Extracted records
============
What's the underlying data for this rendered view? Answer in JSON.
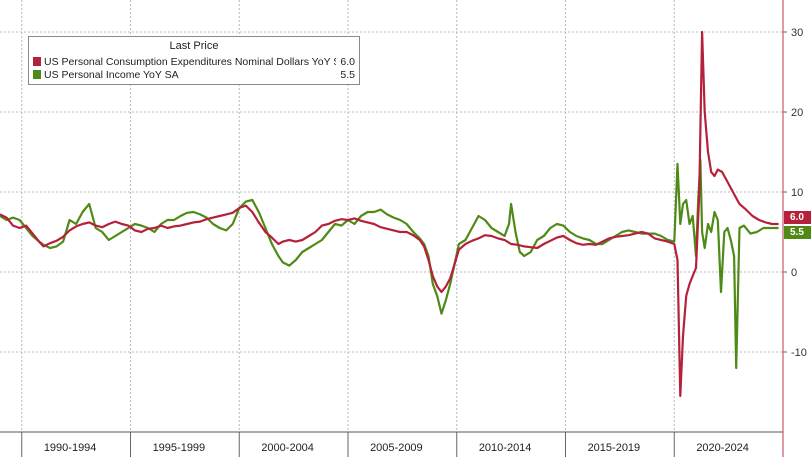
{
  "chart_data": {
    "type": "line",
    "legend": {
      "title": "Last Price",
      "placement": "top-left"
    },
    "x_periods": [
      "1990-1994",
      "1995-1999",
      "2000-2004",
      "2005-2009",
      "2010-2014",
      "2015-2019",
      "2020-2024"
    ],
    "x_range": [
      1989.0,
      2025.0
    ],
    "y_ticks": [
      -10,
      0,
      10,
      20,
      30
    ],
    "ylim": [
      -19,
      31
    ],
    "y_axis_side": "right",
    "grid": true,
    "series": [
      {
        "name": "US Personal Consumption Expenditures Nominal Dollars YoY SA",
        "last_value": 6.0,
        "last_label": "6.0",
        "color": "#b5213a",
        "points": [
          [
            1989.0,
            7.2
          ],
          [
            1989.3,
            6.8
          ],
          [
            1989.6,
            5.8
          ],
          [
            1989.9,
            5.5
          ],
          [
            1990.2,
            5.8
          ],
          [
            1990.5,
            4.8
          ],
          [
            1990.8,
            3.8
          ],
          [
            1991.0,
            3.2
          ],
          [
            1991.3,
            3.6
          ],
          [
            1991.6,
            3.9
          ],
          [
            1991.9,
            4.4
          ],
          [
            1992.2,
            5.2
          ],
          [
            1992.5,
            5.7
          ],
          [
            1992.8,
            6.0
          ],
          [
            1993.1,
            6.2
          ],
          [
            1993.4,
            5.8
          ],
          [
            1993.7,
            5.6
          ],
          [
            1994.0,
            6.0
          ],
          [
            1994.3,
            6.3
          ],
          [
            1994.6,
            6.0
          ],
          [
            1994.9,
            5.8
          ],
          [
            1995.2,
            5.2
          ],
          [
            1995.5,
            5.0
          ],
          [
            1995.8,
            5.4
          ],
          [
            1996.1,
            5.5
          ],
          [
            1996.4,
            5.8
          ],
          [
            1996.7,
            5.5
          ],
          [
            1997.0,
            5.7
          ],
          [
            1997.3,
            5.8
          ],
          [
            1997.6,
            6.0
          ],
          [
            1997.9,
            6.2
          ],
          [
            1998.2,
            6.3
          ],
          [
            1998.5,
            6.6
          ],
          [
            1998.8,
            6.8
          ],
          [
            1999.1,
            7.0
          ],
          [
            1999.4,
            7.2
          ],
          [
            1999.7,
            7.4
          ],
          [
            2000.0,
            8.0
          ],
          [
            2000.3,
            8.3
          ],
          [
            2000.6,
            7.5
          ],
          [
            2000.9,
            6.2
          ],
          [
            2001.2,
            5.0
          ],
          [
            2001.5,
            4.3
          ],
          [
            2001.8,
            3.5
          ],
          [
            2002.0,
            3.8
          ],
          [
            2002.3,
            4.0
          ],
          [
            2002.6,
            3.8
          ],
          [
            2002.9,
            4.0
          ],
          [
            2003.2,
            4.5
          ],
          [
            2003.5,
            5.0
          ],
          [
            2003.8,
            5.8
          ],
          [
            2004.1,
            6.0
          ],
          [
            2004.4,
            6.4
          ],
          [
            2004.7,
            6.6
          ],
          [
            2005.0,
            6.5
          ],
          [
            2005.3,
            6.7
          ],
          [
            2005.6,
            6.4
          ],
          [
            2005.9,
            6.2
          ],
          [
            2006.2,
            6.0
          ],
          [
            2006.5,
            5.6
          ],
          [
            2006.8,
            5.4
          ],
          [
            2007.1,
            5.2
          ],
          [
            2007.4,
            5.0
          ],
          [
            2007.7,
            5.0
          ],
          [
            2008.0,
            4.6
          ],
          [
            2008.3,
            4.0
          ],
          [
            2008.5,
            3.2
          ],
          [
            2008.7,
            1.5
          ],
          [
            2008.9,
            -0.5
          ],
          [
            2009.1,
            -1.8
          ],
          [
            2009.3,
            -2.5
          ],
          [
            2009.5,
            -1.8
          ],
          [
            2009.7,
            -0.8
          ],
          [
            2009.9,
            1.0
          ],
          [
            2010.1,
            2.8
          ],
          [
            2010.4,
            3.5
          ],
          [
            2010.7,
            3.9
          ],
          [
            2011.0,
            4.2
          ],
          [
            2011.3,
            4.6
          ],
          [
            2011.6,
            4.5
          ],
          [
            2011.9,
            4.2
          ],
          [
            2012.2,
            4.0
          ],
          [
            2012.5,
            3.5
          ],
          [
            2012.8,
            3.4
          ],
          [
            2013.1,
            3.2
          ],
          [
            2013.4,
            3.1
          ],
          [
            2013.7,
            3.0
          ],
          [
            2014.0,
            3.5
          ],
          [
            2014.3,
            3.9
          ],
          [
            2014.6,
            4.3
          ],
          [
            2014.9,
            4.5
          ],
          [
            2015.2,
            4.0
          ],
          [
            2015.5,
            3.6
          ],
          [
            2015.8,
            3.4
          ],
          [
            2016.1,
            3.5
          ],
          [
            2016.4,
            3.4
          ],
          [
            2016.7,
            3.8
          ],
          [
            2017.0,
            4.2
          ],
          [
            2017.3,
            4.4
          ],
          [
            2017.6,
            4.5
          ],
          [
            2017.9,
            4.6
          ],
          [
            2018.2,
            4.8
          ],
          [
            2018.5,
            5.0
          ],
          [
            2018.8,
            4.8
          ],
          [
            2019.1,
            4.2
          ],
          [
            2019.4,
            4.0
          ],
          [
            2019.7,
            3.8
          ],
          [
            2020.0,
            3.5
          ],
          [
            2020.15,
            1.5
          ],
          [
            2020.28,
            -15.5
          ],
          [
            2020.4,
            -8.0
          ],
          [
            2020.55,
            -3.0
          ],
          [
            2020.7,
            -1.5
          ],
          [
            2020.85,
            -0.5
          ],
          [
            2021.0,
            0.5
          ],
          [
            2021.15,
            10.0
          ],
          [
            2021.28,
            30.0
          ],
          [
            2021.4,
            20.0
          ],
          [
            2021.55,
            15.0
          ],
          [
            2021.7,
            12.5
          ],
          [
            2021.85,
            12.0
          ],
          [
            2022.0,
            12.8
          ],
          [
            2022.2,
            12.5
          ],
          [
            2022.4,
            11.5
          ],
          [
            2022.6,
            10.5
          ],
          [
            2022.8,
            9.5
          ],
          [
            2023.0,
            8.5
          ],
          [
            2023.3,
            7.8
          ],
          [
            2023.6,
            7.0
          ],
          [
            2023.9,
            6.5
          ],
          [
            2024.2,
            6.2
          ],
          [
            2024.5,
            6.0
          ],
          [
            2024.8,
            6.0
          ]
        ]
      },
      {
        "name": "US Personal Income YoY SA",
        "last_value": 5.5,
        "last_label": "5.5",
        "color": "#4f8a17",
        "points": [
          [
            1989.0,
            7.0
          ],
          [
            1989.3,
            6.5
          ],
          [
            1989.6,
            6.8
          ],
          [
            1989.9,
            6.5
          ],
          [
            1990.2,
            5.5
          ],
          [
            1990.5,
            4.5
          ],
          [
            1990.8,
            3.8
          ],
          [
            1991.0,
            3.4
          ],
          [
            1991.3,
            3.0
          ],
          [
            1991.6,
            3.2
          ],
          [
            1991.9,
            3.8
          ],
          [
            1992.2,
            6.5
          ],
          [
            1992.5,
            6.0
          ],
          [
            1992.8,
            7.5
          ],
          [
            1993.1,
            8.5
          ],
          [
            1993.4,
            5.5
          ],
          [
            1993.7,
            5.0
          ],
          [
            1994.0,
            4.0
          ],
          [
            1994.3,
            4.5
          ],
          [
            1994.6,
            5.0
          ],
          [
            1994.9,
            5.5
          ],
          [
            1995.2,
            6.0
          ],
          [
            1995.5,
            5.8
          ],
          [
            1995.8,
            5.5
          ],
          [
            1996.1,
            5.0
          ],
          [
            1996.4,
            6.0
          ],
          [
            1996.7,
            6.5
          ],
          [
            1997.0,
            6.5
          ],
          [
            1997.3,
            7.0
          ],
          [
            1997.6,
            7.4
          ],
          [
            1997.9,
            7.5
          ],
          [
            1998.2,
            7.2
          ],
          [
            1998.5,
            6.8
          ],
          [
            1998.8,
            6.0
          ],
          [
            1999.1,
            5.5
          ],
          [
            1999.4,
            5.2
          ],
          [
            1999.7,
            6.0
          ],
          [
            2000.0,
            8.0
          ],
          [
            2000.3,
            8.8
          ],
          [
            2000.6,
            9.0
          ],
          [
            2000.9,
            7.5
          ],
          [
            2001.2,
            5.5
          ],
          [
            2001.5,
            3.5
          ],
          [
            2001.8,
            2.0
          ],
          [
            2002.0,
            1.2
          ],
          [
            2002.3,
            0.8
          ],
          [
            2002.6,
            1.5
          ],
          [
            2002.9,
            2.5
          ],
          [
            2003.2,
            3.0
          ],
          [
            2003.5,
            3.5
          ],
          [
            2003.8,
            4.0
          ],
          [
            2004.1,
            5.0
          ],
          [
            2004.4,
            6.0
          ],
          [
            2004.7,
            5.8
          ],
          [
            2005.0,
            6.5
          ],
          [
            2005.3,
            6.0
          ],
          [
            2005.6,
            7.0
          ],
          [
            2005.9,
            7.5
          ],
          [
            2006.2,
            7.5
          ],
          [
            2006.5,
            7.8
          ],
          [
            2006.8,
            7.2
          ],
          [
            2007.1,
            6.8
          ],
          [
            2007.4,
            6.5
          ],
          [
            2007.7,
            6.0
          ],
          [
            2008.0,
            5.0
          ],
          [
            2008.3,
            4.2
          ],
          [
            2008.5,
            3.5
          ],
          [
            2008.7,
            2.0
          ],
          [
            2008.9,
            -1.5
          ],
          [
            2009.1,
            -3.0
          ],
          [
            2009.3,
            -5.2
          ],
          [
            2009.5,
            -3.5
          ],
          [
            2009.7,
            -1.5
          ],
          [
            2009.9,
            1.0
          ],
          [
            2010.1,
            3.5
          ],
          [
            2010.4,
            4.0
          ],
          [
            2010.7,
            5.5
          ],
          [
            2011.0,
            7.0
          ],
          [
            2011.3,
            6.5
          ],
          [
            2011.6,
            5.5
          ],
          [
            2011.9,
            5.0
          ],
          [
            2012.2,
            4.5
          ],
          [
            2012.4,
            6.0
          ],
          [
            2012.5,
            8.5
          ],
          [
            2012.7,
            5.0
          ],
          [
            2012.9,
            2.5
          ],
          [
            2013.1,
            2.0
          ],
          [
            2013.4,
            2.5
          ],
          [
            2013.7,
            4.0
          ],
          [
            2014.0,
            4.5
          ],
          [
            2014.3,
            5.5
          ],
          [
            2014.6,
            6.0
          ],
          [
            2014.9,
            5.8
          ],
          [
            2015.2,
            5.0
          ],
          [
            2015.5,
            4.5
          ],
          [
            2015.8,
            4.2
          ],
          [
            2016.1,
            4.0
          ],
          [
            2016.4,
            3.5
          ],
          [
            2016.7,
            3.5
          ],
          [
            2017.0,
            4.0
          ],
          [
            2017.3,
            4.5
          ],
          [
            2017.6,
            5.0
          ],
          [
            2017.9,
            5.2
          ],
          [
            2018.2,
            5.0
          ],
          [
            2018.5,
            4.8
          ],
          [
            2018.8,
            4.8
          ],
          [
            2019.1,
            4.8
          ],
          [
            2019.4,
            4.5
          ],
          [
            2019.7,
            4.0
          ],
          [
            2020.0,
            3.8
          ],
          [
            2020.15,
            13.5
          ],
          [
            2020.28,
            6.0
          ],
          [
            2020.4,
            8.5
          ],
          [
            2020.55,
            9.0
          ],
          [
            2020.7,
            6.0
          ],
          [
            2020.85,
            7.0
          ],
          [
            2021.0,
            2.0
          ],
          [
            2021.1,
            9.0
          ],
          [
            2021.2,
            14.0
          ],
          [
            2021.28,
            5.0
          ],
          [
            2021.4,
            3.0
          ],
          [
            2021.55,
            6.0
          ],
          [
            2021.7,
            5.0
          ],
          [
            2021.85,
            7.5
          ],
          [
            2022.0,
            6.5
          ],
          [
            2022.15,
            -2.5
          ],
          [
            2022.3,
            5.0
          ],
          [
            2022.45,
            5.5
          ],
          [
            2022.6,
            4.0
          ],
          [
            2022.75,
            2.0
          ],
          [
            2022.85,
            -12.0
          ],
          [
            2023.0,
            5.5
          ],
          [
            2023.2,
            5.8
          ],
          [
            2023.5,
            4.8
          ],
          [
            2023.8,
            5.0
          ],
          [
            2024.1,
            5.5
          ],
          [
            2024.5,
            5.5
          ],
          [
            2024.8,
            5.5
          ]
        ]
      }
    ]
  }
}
============
STATED EXERCISE: Copy each line of the records that contains the word "name".

EXERCISE ANSWER:
        "name": "US Personal Consumption Expenditures Nominal Dollars YoY SA",
        "name": "US Personal Income YoY SA",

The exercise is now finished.